- _TASK REQUIREMENTS_: Write out all the entries word for word, but skip any images.

- _RECORDS SUPPLIED_:
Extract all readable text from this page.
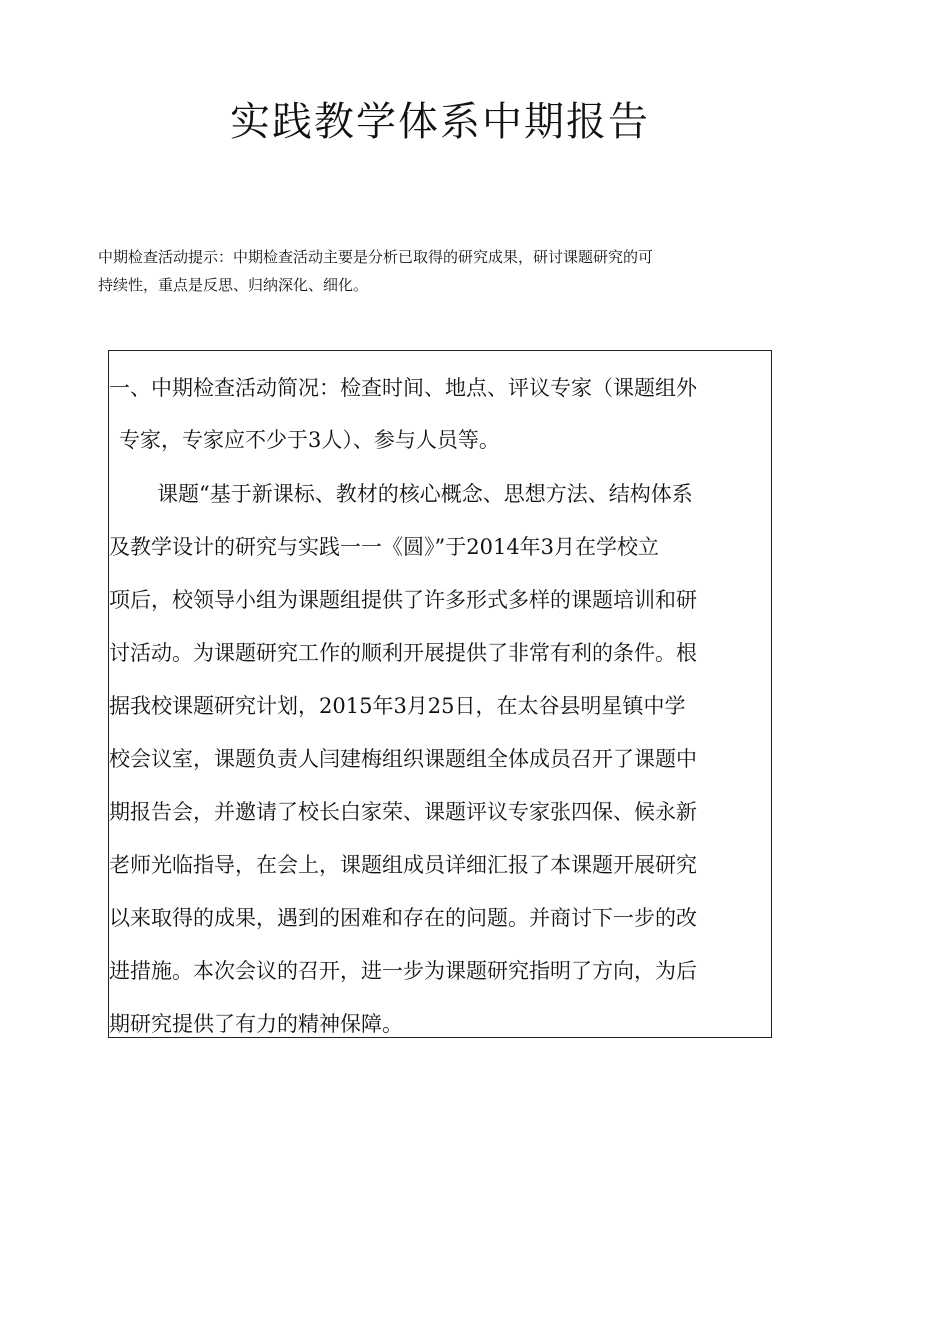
实践教学体系中期报告
中期检查活动提示：中期检查活动主要是分析已取得的研究成果，研讨课题研究的可
持续性，重点是反思、归纳深化、细化。
一、中期检查活动简况：检查时间、地点、评议专家（课题组外
专家，专家应不少于3人）、参与人员等。
课题“基于新课标、教材的核心概念、思想方法、结构体系
及教学设计的研究与实践一一《圆》”于2014年3月在学校立
项后，校领导小组为课题组提供了许多形式多样的课题培训和研
讨活动。为课题研究工作的顺利开展提供了非常有利的条件。根
据我校课题研究计划，2015年3月25日，在太谷县明星镇中学
校会议室，课题负责人闫建梅组织课题组全体成员召开了课题中
期报告会，并邀请了校长白家荣、课题评议专家张四保、候永新
老师光临指导，在会上，课题组成员详细汇报了本课题开展研究
以来取得的成果，遇到的困难和存在的问题。并商讨下一步的改
进措施。本次会议的召开，进一步为课题研究指明了方向，为后
期研究提供了有力的精神保障。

- _OUTPUT FOR THIS EXERCISE_:
Extract all readable text from this page.
实践教学体系中期报告
中期检查活动提示：中期检查活动主要是分析已取得的研究成果，研讨课题研究的可
持续性，重点是反思、归纳深化、细化。
一、中期检查活动简况：检查时间、地点、评议专家（课题组外
专家，专家应不少于3人）、参与人员等。
课题“基于新课标、教材的核心概念、思想方法、结构体系
及教学设计的研究与实践一一《圆》”于2014年3月在学校立
项后，校领导小组为课题组提供了许多形式多样的课题培训和研
讨活动。为课题研究工作的顺利开展提供了非常有利的条件。根
据我校课题研究计划，2015年3月25日，在太谷县明星镇中学
校会议室，课题负责人闫建梅组织课题组全体成员召开了课题中
期报告会，并邀请了校长白家荣、课题评议专家张四保、候永新
老师光临指导，在会上，课题组成员详细汇报了本课题开展研究
以来取得的成果，遇到的困难和存在的问题。并商讨下一步的改
进措施。本次会议的召开，进一步为课题研究指明了方向，为后
期研究提供了有力的精神保障。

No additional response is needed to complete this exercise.